▶ _Your instructions_:
Repeat the records in full and exactly, omitting pictures.

....

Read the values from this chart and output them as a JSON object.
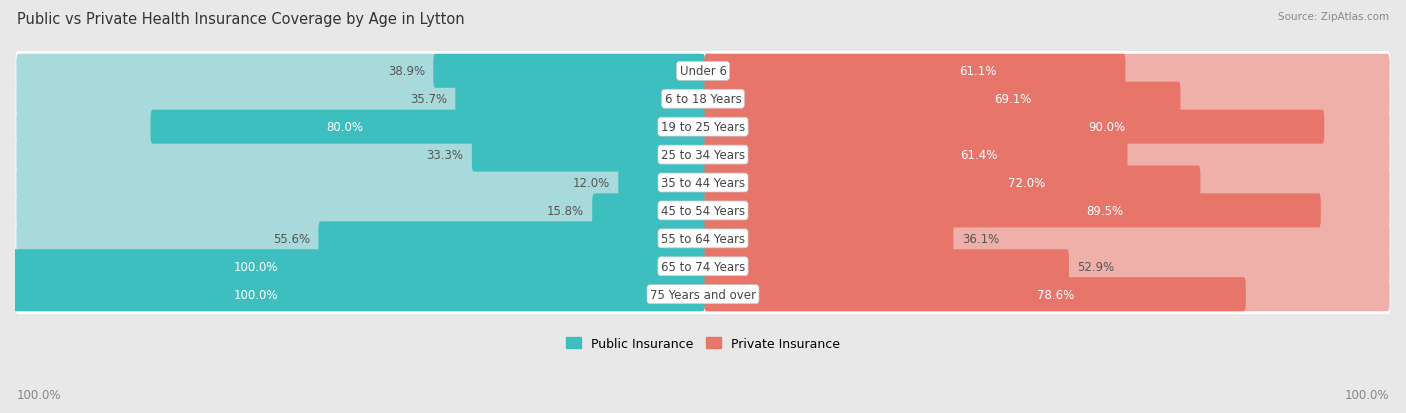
{
  "title": "Public vs Private Health Insurance Coverage by Age in Lytton",
  "source": "Source: ZipAtlas.com",
  "categories": [
    "Under 6",
    "6 to 18 Years",
    "19 to 25 Years",
    "25 to 34 Years",
    "35 to 44 Years",
    "45 to 54 Years",
    "55 to 64 Years",
    "65 to 74 Years",
    "75 Years and over"
  ],
  "public_values": [
    38.9,
    35.7,
    80.0,
    33.3,
    12.0,
    15.8,
    55.6,
    100.0,
    100.0
  ],
  "private_values": [
    61.1,
    69.1,
    90.0,
    61.4,
    72.0,
    89.5,
    36.1,
    52.9,
    78.6
  ],
  "public_color": "#3DBFBF",
  "private_color": "#E8756A",
  "public_color_light": "#A8DADB",
  "private_color_light": "#F0B0AA",
  "row_bg_even": "#F7F7F7",
  "row_bg_odd": "#EFEFEF",
  "outer_bg": "#E8E8E8",
  "title_fontsize": 10.5,
  "label_fontsize": 8.5,
  "value_fontsize": 8.5,
  "legend_fontsize": 9,
  "source_fontsize": 7.5
}
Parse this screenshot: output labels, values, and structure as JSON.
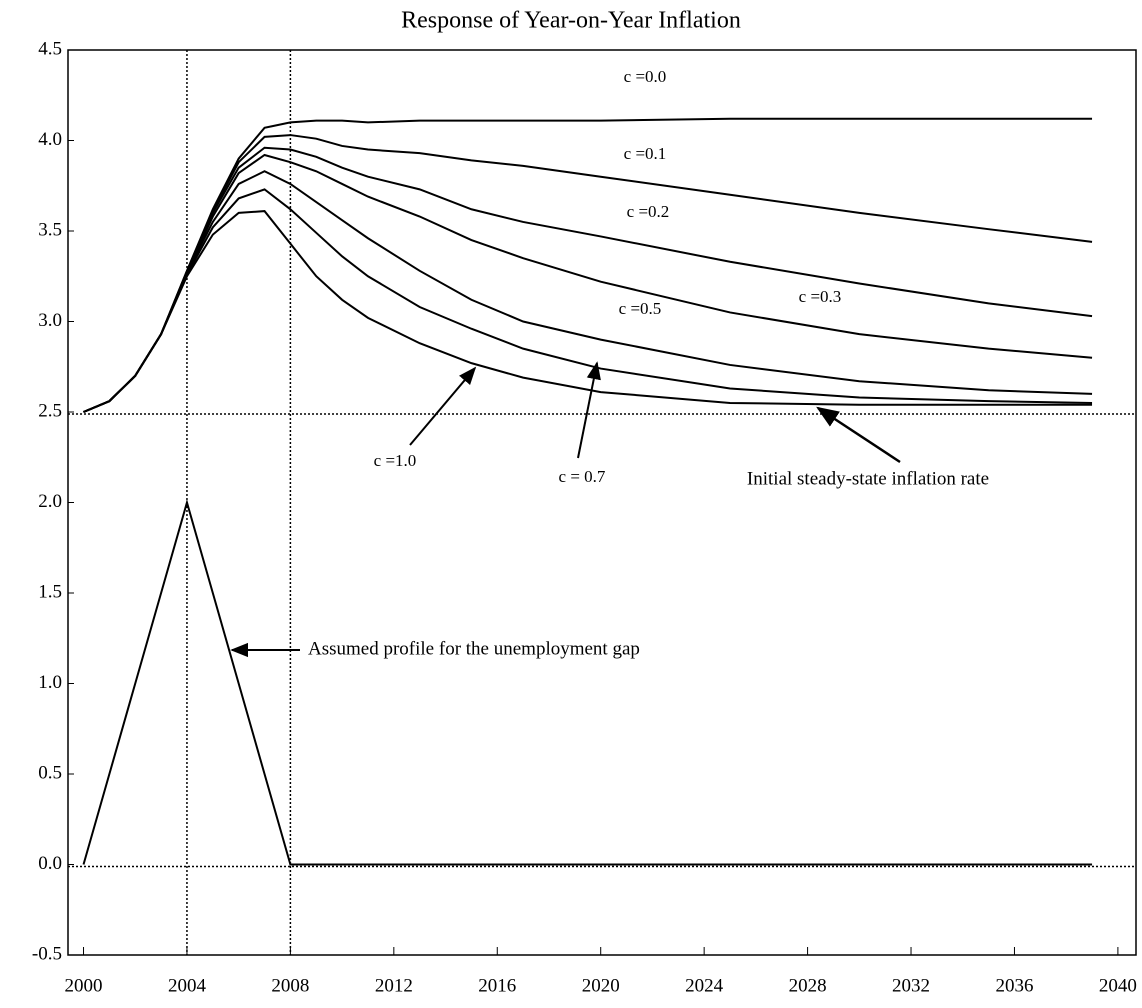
{
  "chart_data": {
    "type": "line",
    "title": "Response of Year-on-Year Inflation",
    "x": [
      2000,
      2001,
      2002,
      2003,
      2004,
      2005,
      2006,
      2007,
      2008,
      2009,
      2010,
      2011,
      2013,
      2015,
      2017,
      2020,
      2025,
      2030,
      2035,
      2039
    ],
    "series": [
      {
        "name": "c =0.0",
        "color": "#000000",
        "values": [
          2.5,
          2.56,
          2.7,
          2.93,
          3.28,
          3.62,
          3.9,
          4.07,
          4.1,
          4.11,
          4.11,
          4.1,
          4.11,
          4.11,
          4.11,
          4.11,
          4.12,
          4.12,
          4.12,
          4.12
        ]
      },
      {
        "name": "c =0.1",
        "color": "#000000",
        "values": [
          2.5,
          2.56,
          2.7,
          2.93,
          3.28,
          3.61,
          3.88,
          4.02,
          4.03,
          4.01,
          3.97,
          3.95,
          3.93,
          3.89,
          3.86,
          3.8,
          3.7,
          3.6,
          3.51,
          3.44
        ]
      },
      {
        "name": "c =0.2",
        "color": "#000000",
        "values": [
          2.5,
          2.56,
          2.7,
          2.93,
          3.27,
          3.6,
          3.85,
          3.96,
          3.95,
          3.91,
          3.85,
          3.8,
          3.73,
          3.62,
          3.55,
          3.47,
          3.33,
          3.21,
          3.1,
          3.03
        ]
      },
      {
        "name": "c =0.3",
        "color": "#000000",
        "values": [
          2.5,
          2.56,
          2.7,
          2.93,
          3.27,
          3.58,
          3.82,
          3.92,
          3.88,
          3.83,
          3.76,
          3.69,
          3.58,
          3.45,
          3.35,
          3.22,
          3.05,
          2.93,
          2.85,
          2.8
        ]
      },
      {
        "name": "c =0.5",
        "color": "#000000",
        "values": [
          2.5,
          2.56,
          2.7,
          2.93,
          3.27,
          3.55,
          3.76,
          3.83,
          3.76,
          3.66,
          3.56,
          3.46,
          3.28,
          3.12,
          3.0,
          2.9,
          2.76,
          2.67,
          2.62,
          2.6
        ]
      },
      {
        "name": "c = 0.7",
        "color": "#000000",
        "values": [
          2.5,
          2.56,
          2.7,
          2.93,
          3.26,
          3.52,
          3.68,
          3.73,
          3.62,
          3.49,
          3.36,
          3.25,
          3.08,
          2.96,
          2.85,
          2.74,
          2.63,
          2.58,
          2.56,
          2.55
        ]
      },
      {
        "name": "c =1.0",
        "color": "#000000",
        "values": [
          2.5,
          2.56,
          2.7,
          2.93,
          3.25,
          3.48,
          3.6,
          3.61,
          3.43,
          3.25,
          3.12,
          3.02,
          2.88,
          2.77,
          2.69,
          2.61,
          2.55,
          2.54,
          2.54,
          2.54
        ]
      },
      {
        "name": "Assumed profile for the unemployment gap",
        "color": "#000000",
        "values": [
          0,
          0.5,
          1,
          1.5,
          2,
          1.5,
          1,
          0.5,
          0,
          0,
          0,
          0,
          0,
          0,
          0,
          0,
          0,
          0,
          0,
          0
        ]
      }
    ],
    "reference_lines": {
      "y": [
        2.5,
        0
      ],
      "x": [
        2004,
        2008
      ]
    },
    "annotations": [
      "Initial steady-state inflation rate"
    ],
    "xlim": [
      1999.4,
      2040.7
    ],
    "xticks": [
      2000,
      2004,
      2008,
      2012,
      2016,
      2020,
      2024,
      2028,
      2032,
      2036,
      2040
    ],
    "ylim": [
      -0.5,
      4.5
    ],
    "yticks": [
      {
        "value": -0.5,
        "label": "-0.5"
      },
      {
        "value": 0,
        "label": "0.0"
      },
      {
        "value": 0.5,
        "label": "0.5"
      },
      {
        "value": 1,
        "label": "1.0"
      },
      {
        "value": 1.5,
        "label": "1.5"
      },
      {
        "value": 2,
        "label": "2.0"
      },
      {
        "value": 2.5,
        "label": "2.5"
      },
      {
        "value": 3,
        "label": "3.0"
      },
      {
        "value": 3.5,
        "label": "3.5"
      },
      {
        "value": 4,
        "label": "4.0"
      },
      {
        "value": 4.5,
        "label": "4.5"
      }
    ],
    "grid": false
  }
}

....

▶ _Task result_:
Read the values from this chart and output them as a JSON object.
{
  "title": "Public vs Private Health Insurance Coverage by Age in Lytton",
  "source": "Source: ZipAtlas.com",
  "categories": [
    "Under 6",
    "6 to 18 Years",
    "19 to 25 Years",
    "25 to 34 Years",
    "35 to 44 Years",
    "45 to 54 Years",
    "55 to 64 Years",
    "65 to 74 Years",
    "75 Years and over"
  ],
  "public_values": [
    38.9,
    35.7,
    80.0,
    33.3,
    12.0,
    15.8,
    55.6,
    100.0,
    100.0
  ],
  "private_values": [
    61.1,
    69.1,
    90.0,
    61.4,
    72.0,
    89.5,
    36.1,
    52.9,
    78.6
  ],
  "public_color": "#3DBFBF",
  "private_color": "#E8756A",
  "public_color_light": "#A8DADB",
  "private_color_light": "#F0B0AA",
  "row_bg_even": "#F7F7F7",
  "row_bg_odd": "#EFEFEF",
  "outer_bg": "#E8E8E8",
  "title_fontsize": 10.5,
  "label_fontsize": 8.5,
  "value_fontsize": 8.5,
  "legend_fontsize": 9,
  "source_fontsize": 7.5
}
Parse this screenshot: output labels, values, and structure as JSON.
{
  "chart_data": {
    "type": "line",
    "title": "Response of Year-on-Year Inflation",
    "x": [
      2000,
      2001,
      2002,
      2003,
      2004,
      2005,
      2006,
      2007,
      2008,
      2009,
      2010,
      2011,
      2013,
      2015,
      2017,
      2020,
      2025,
      2030,
      2035,
      2039
    ],
    "series": [
      {
        "name": "c =0.0",
        "color": "#000000",
        "values": [
          2.5,
          2.56,
          2.7,
          2.93,
          3.28,
          3.62,
          3.9,
          4.07,
          4.1,
          4.11,
          4.11,
          4.1,
          4.11,
          4.11,
          4.11,
          4.11,
          4.12,
          4.12,
          4.12,
          4.12
        ]
      },
      {
        "name": "c =0.1",
        "color": "#000000",
        "values": [
          2.5,
          2.56,
          2.7,
          2.93,
          3.28,
          3.61,
          3.88,
          4.02,
          4.03,
          4.01,
          3.97,
          3.95,
          3.93,
          3.89,
          3.86,
          3.8,
          3.7,
          3.6,
          3.51,
          3.44
        ]
      },
      {
        "name": "c =0.2",
        "color": "#000000",
        "values": [
          2.5,
          2.56,
          2.7,
          2.93,
          3.27,
          3.6,
          3.85,
          3.96,
          3.95,
          3.91,
          3.85,
          3.8,
          3.73,
          3.62,
          3.55,
          3.47,
          3.33,
          3.21,
          3.1,
          3.03
        ]
      },
      {
        "name": "c =0.3",
        "color": "#000000",
        "values": [
          2.5,
          2.56,
          2.7,
          2.93,
          3.27,
          3.58,
          3.82,
          3.92,
          3.88,
          3.83,
          3.76,
          3.69,
          3.58,
          3.45,
          3.35,
          3.22,
          3.05,
          2.93,
          2.85,
          2.8
        ]
      },
      {
        "name": "c =0.5",
        "color": "#000000",
        "values": [
          2.5,
          2.56,
          2.7,
          2.93,
          3.27,
          3.55,
          3.76,
          3.83,
          3.76,
          3.66,
          3.56,
          3.46,
          3.28,
          3.12,
          3.0,
          2.9,
          2.76,
          2.67,
          2.62,
          2.6
        ]
      },
      {
        "name": "c = 0.7",
        "color": "#000000",
        "values": [
          2.5,
          2.56,
          2.7,
          2.93,
          3.26,
          3.52,
          3.68,
          3.73,
          3.62,
          3.49,
          3.36,
          3.25,
          3.08,
          2.96,
          2.85,
          2.74,
          2.63,
          2.58,
          2.56,
          2.55
        ]
      },
      {
        "name": "c =1.0",
        "color": "#000000",
        "values": [
          2.5,
          2.56,
          2.7,
          2.93,
          3.25,
          3.48,
          3.6,
          3.61,
          3.43,
          3.25,
          3.12,
          3.02,
          2.88,
          2.77,
          2.69,
          2.61,
          2.55,
          2.54,
          2.54,
          2.54
        ]
      },
      {
        "name": "Assumed profile for the unemployment gap",
        "color": "#000000",
        "values": [
          0,
          0.5,
          1,
          1.5,
          2,
          1.5,
          1,
          0.5,
          0,
          0,
          0,
          0,
          0,
          0,
          0,
          0,
          0,
          0,
          0,
          0
        ]
      }
    ],
    "reference_lines": {
      "y": [
        2.5,
        0
      ],
      "x": [
        2004,
        2008
      ]
    },
    "annotations": [
      "Initial steady-state inflation rate"
    ],
    "xlim": [
      1999.4,
      2040.7
    ],
    "xticks": [
      2000,
      2004,
      2008,
      2012,
      2016,
      2020,
      2024,
      2028,
      2032,
      2036,
      2040
    ],
    "ylim": [
      -0.5,
      4.5
    ],
    "yticks": [
      {
        "value": -0.5,
        "label": "-0.5"
      },
      {
        "value": 0,
        "label": "0.0"
      },
      {
        "value": 0.5,
        "label": "0.5"
      },
      {
        "value": 1,
        "label": "1.0"
      },
      {
        "value": 1.5,
        "label": "1.5"
      },
      {
        "value": 2,
        "label": "2.0"
      },
      {
        "value": 2.5,
        "label": "2.5"
      },
      {
        "value": 3,
        "label": "3.0"
      },
      {
        "value": 3.5,
        "label": "3.5"
      },
      {
        "value": 4,
        "label": "4.0"
      },
      {
        "value": 4.5,
        "label": "4.5"
      }
    ],
    "grid": false
  }
}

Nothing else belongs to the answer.